(Problem statement)
Write out each record below exactly as it appears, with no pictures.

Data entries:

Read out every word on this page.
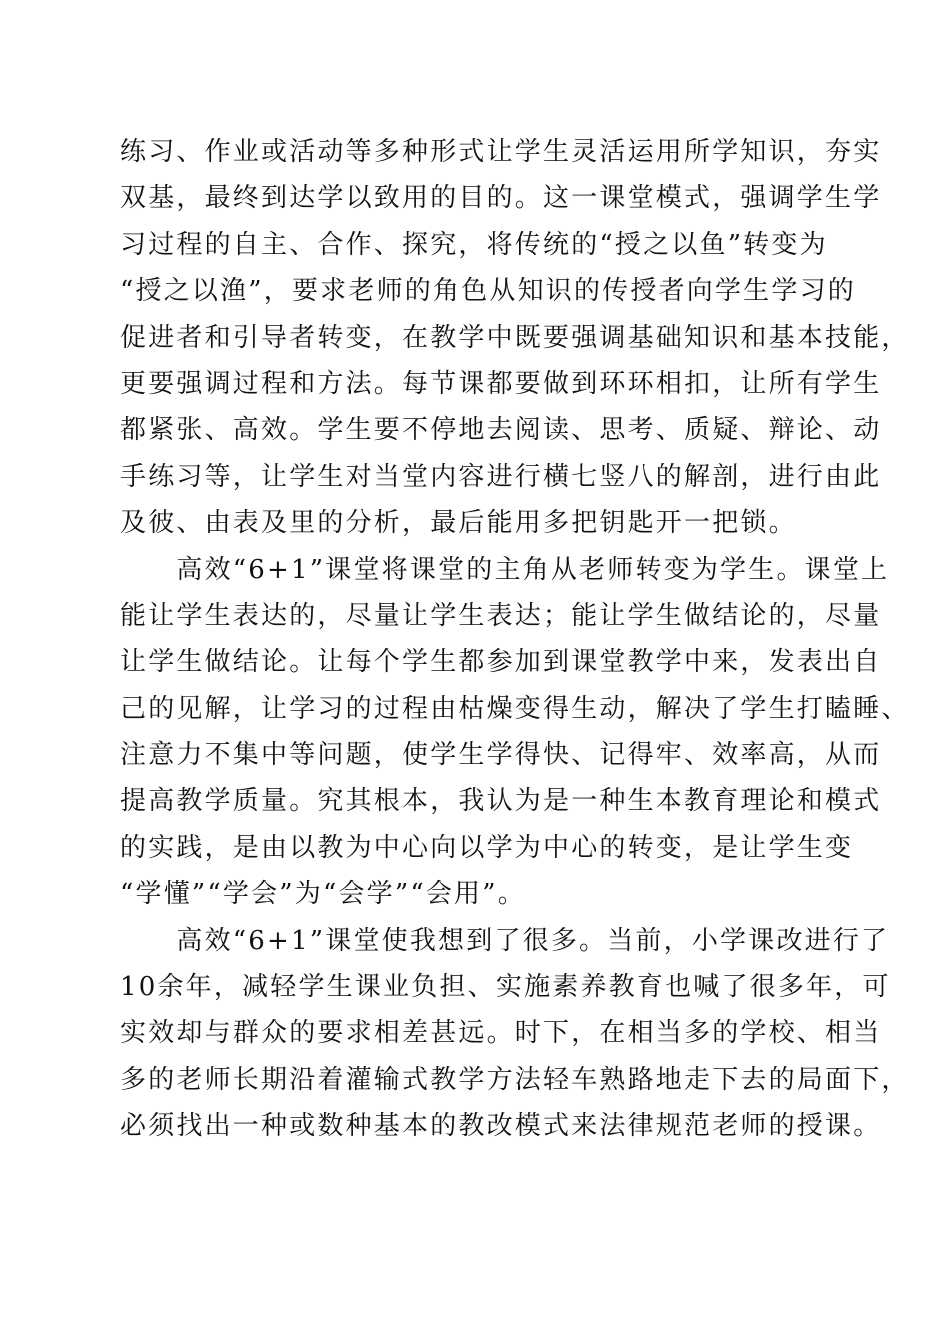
练习、作业或活动等多种形式让学生灵活运用所学知识，夯实
双基，最终到达学以致用的目的。这一课堂模式，强调学生学
习过程的自主、合作、探究，将传统的“授之以鱼”转变为
“授之以渔”，要求老师的角色从知识的传授者向学生学习的
促进者和引导者转变，在教学中既要强调基础知识和基本技能，
更要强调过程和方法。每节课都要做到环环相扣，让所有学生
都紧张、高效。学生要不停地去阅读、思考、质疑、辩论、动
手练习等，让学生对当堂内容进行横七竖八的解剖，进行由此
及彼、由表及里的分析，最后能用多把钥匙开一把锁。
　　高效“6+1”课堂将课堂的主角从老师转变为学生。课堂上
能让学生表达的，尽量让学生表达；能让学生做结论的，尽量
让学生做结论。让每个学生都参加到课堂教学中来，发表出自
己的见解，让学习的过程由枯燥变得生动，解决了学生打瞌睡、
注意力不集中等问题，使学生学得快、记得牢、效率高，从而
提高教学质量。究其根本，我认为是一种生本教育理论和模式
的实践，是由以教为中心向以学为中心的转变，是让学生变
“学懂”“学会”为“会学”“会用”。
　　高效“6+1”课堂使我想到了很多。当前，小学课改进行了
10余年，减轻学生课业负担、实施素养教育也喊了很多年，可
实效却与群众的要求相差甚远。时下，在相当多的学校、相当
多的老师长期沿着灌输式教学方法轻车熟路地走下去的局面下，
必须找出一种或数种基本的教改模式来法律规范老师的授课。
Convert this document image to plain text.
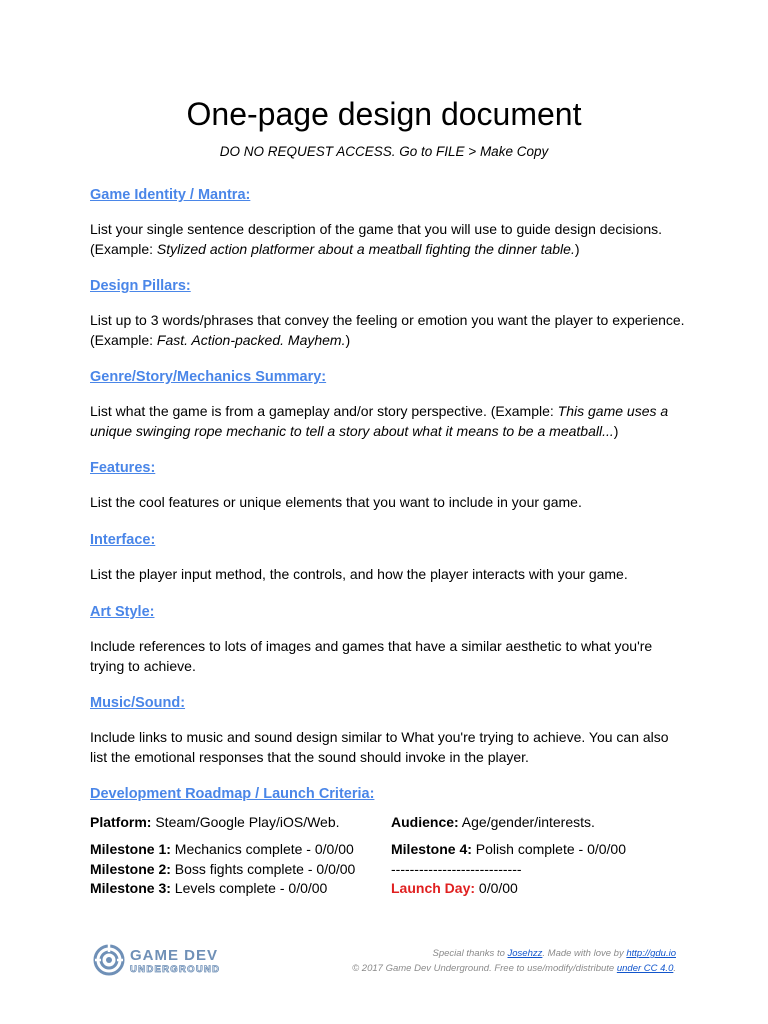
One-page design document
DO NO REQUEST ACCESS. Go to FILE > Make Copy
Game Identity / Mantra:
List your single sentence description of the game that you will use to guide design decisions.
(Example: Stylized action platformer about a meatball fighting the dinner table.)
Design Pillars:
List up to 3 words/phrases that convey the feeling or emotion you want the player to experience.
(Example: Fast. Action-packed. Mayhem.)
Genre/Story/Mechanics Summary:
List what the game is from a gameplay and/or story perspective. (Example: This game uses a
unique swinging rope mechanic to tell a story about what it means to be a meatball...)
Features:
List the cool features or unique elements that you want to include in your game.
Interface:
List the player input method, the controls, and how the player interacts with your game.
Art Style:
Include references to lots of images and games that have a similar aesthetic to what you're
trying to achieve.
Music/Sound:
Include links to music and sound design similar to What you're trying to achieve. You can also
list the emotional responses that the sound should invoke in the player.
Development Roadmap / Launch Criteria:
Platform: Steam/Google Play/iOS/Web.	Audience: Age/gender/interests.
Milestone 1: Mechanics complete - 0/0/00	Milestone 4: Polish complete - 0/0/00
Milestone 2: Boss fights complete - 0/0/00	----------------------------
Milestone 3: Levels complete - 0/0/00	Launch Day: 0/0/00
GAME DEV
UNDERGROUND
Special thanks to Josehzz. Made with love by http://gdu.io
© 2017 Game Dev Underground. Free to use/modify/distribute under CC 4.0.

(Solution to the problem)
Read out every word on this page.
练习、作业或活动等多种形式让学生灵活运用所学知识，夯实
双基，最终到达学以致用的目的。这一课堂模式，强调学生学
习过程的自主、合作、探究，将传统的“授之以鱼”转变为
“授之以渔”，要求老师的角色从知识的传授者向学生学习的
促进者和引导者转变，在教学中既要强调基础知识和基本技能，
更要强调过程和方法。每节课都要做到环环相扣，让所有学生
都紧张、高效。学生要不停地去阅读、思考、质疑、辩论、动
手练习等，让学生对当堂内容进行横七竖八的解剖，进行由此
及彼、由表及里的分析，最后能用多把钥匙开一把锁。
　　高效“6+1”课堂将课堂的主角从老师转变为学生。课堂上
能让学生表达的，尽量让学生表达；能让学生做结论的，尽量
让学生做结论。让每个学生都参加到课堂教学中来，发表出自
己的见解，让学习的过程由枯燥变得生动，解决了学生打瞌睡、
注意力不集中等问题，使学生学得快、记得牢、效率高，从而
提高教学质量。究其根本，我认为是一种生本教育理论和模式
的实践，是由以教为中心向以学为中心的转变，是让学生变
“学懂”“学会”为“会学”“会用”。
　　高效“6+1”课堂使我想到了很多。当前，小学课改进行了
10余年，减轻学生课业负担、实施素养教育也喊了很多年，可
实效却与群众的要求相差甚远。时下，在相当多的学校、相当
多的老师长期沿着灌输式教学方法轻车熟路地走下去的局面下，
必须找出一种或数种基本的教改模式来法律规范老师的授课。
Convert this document image to plain text.
One-page design document
DO NO REQUEST ACCESS. Go to FILE > Make Copy
Game Identity / Mantra:
List your single sentence description of the game that you will use to guide design decisions.
(Example: Stylized action platformer about a meatball fighting the dinner table.)
Design Pillars:
List up to 3 words/phrases that convey the feeling or emotion you want the player to experience.
(Example: Fast. Action-packed. Mayhem.)
Genre/Story/Mechanics Summary:
List what the game is from a gameplay and/or story perspective. (Example: This game uses a
unique swinging rope mechanic to tell a story about what it means to be a meatball...)
Features:
List the cool features or unique elements that you want to include in your game.
Interface:
List the player input method, the controls, and how the player interacts with your game.
Art Style:
Include references to lots of images and games that have a similar aesthetic to what you're
trying to achieve.
Music/Sound:
Include links to music and sound design similar to What you're trying to achieve. You can also
list the emotional responses that the sound should invoke in the player.
Development Roadmap / Launch Criteria:
Platform: Steam/Google Play/iOS/Web.	Audience: Age/gender/interests.
Milestone 1: Mechanics complete - 0/0/00	Milestone 4: Polish complete - 0/0/00
Milestone 2: Boss fights complete - 0/0/00	----------------------------
Milestone 3: Levels complete - 0/0/00	Launch Day: 0/0/00
GAME DEV
UNDERGROUND
Special thanks to Josehzz. Made with love by http://gdu.io
© 2017 Game Dev Underground. Free to use/modify/distribute under CC 4.0.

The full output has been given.